**Questions on the material**
**1.** In the passage below on the Ropucha-class landing ships, rewrite the stretch from "On 3 August" through "marines on board." and substitute "naval infantry" for "marines".
**2.** Resume the passage below on the Ropucha-class landing ships, continuing it from its final sentence.

**Given passage**
##############################
The Ropucha class (Polish for Toad), Soviet designation Project 775, is a class of landing ships (large landing ship in Soviet classification) built in Poland for the Soviet Navy. The ships were built in Poland in the Stocznia Północna shipyards in Gdańsk. Designed for beach landings, they can carry a 450-ton cargo. The ships have both bow- and stern-doors for loading and unloading vehicles, and the  of vehicle deck stretches the length of the hull. Up to 25 armored personnel carriers can be embarked.

While designed for roll-on/roll-off operations, they can also be loaded using dockside cranes. For this purpose there is a long sliding hatch-cover above the bow section for access to the vehicle deck. There are no facilities for helicopters.

In total, 28 ships of this type were commissioned from 1975 to 1991. The last three ships were of the improved variant Project 775M, also called Ropucha II. These have improved defensive armament and accommodation for an increased number of troops.

Operational history

Most of the ships became part of the Russian Navy after the dissolution of the Soviet Union. They were used for landing troops at the Georgian port of Poti during the 2008 South Ossetia war and for deliveries of cargo during the Russian military intervention in the Syrian Civil War.

One ship of the class was delivered to the South Yemen in 1979 and served the Yemeni Navy until 2002, before it was sold as a civilian cargo named Sam of Yemen. It was the only unit of this class in service outside the former Soviet Union.

On 3 August 2012, international media reported that three vessels of the class, Aleksandr Otrakovskiy, Georgiy Pobedonosets and Kondopoga would visit the Russian naval base in Tartus, Syria. The ships were part of the Northern Fleet. Earlier reports, quoting a source at the Russian general staff, said the ships would spend a few days in Tartus and would take on fresh supplies of food and water. British media added that the ships each had up to 120 marines on board.
##############################
**Recorded data**

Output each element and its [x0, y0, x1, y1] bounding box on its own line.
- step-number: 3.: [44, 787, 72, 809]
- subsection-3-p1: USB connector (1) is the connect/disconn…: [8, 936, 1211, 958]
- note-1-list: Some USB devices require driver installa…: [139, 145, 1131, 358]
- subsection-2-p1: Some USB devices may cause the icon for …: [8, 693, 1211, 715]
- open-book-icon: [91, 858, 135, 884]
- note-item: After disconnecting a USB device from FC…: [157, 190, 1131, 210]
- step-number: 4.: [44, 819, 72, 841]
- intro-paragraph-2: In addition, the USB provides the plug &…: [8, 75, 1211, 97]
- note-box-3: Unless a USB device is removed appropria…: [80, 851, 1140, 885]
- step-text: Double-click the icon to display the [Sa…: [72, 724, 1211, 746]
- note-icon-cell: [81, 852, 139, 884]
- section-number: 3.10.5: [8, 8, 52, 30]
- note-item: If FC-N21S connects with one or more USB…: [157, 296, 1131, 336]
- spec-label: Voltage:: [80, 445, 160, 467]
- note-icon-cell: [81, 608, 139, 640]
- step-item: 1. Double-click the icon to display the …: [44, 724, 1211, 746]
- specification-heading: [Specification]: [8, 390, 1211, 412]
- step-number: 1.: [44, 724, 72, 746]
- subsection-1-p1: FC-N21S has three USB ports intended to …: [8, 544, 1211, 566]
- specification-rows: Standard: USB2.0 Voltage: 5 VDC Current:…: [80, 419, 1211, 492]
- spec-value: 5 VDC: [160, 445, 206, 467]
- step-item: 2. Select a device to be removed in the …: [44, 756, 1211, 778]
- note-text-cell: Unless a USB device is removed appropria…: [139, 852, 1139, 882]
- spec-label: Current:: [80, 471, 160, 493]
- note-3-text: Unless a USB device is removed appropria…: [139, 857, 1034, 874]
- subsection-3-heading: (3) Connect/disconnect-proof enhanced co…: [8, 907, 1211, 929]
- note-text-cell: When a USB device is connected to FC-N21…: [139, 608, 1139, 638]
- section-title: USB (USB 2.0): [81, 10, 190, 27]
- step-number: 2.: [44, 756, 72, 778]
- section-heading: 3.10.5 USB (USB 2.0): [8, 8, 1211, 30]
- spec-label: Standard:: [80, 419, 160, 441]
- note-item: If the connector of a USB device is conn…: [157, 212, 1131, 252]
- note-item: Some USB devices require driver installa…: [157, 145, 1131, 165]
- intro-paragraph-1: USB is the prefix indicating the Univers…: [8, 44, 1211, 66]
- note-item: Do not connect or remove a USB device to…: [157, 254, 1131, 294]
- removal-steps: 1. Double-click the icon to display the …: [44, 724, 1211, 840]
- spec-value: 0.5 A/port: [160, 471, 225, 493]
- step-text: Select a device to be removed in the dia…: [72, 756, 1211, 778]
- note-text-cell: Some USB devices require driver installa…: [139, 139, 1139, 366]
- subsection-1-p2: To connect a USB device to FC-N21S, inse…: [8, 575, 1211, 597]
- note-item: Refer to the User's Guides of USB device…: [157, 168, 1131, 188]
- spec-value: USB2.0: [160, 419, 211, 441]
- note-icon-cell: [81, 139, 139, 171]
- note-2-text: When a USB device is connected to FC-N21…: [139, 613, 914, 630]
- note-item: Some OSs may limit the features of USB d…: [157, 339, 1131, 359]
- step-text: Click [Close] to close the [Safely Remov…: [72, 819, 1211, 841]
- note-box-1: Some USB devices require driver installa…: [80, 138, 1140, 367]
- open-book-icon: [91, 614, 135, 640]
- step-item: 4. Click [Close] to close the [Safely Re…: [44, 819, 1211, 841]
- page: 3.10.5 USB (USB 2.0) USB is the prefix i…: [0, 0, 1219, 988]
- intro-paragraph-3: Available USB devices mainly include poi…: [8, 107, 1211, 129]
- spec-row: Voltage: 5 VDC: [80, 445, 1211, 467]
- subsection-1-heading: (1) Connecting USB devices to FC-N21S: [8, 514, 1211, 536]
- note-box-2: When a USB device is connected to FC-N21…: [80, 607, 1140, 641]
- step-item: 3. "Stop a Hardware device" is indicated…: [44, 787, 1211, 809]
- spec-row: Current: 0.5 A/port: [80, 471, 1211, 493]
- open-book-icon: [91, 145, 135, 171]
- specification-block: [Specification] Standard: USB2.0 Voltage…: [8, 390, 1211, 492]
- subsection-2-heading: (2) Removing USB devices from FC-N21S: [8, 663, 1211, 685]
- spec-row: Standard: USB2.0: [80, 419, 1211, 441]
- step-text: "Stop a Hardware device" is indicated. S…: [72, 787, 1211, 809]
##############################
**Responses in order**
**1.**
On 3 August 2012, international media reported that three vessels of the class, Aleksandr Otrakovskiy, Georgiy Pobedonosets and Kondopoga would visit the Russian naval base in Tartus, Syria. The ships were part of the Northern Fleet. Earlier reports, quoting a source at the Russian general staff, said the ships would spend a few days in Tartus and would take on fresh supplies of food and water. British media added that the ships each had up to 120 naval infantry on board.

**2.**
The Russian defence ministry left open the possibility that the ships might dock there at some point for logistical reasons, saying they had every right to do so. The General Staff source, who was not named, had said that after calling in at Tartus they would head for the Bosporus and the Russian Black Sea port of Novorossiysk. 

From 2013 on, ten Ropucha-class ships, gathered from all four Russian fleets, were used to transport military equipment from Novorosiysk to Tartus in Syria, during an intervention in Syrian civil war, along with Ropucha-class ships. 

The Ukrainian Navy's only ship of the class, Kostiantyn Olshansky, was reportedly seized by Russian troops and accepted into service with the Russian Navy after the Annexation of Crimea by the Russian Federation in March 2014.

All ships of the Russia's Black Sea Fleet, namely , Novocherkassk, Yamal and Azov were modernized with installation of the Tsentavr-NM2S, Auriga and Cobham SAILOR satellite phones.

Operations 

In the 2021/2022 tensions between Russia and Ukraine leading up to the 2022 Russian invasion of Ukraine, the landing ships Korolev, Minsk, Kaliningrad, Pyotr Morgunov, Georgy Pobedonosets, and Olenegorsky Gornyak  from the Baltic and Northern fleets departed their base and passed through the Dardanelles Strait in February 2022 for exercises in the Black Sea.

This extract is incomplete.